#### What you should do:
Copy each line of the records that contains the word "true".

= = = = =

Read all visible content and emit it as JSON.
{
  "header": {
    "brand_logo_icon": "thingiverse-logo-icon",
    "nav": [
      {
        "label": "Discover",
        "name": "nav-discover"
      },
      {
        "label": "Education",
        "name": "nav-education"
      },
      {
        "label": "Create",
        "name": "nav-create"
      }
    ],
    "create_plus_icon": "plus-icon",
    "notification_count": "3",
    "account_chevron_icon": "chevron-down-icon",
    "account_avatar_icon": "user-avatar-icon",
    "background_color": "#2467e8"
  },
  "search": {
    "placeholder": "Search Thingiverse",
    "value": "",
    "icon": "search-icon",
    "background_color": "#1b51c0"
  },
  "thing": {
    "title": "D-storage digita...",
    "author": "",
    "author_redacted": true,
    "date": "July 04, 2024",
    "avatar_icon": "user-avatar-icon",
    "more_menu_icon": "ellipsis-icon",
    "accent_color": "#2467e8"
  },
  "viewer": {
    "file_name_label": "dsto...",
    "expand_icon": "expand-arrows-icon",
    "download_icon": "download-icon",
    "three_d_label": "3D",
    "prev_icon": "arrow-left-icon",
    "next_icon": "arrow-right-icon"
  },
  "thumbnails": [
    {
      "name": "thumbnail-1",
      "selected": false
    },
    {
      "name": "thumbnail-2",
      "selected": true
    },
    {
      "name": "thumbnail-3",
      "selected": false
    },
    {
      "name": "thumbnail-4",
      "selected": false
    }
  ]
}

= = = = =

#### The response:
    "author_redacted": true,
      "selected": true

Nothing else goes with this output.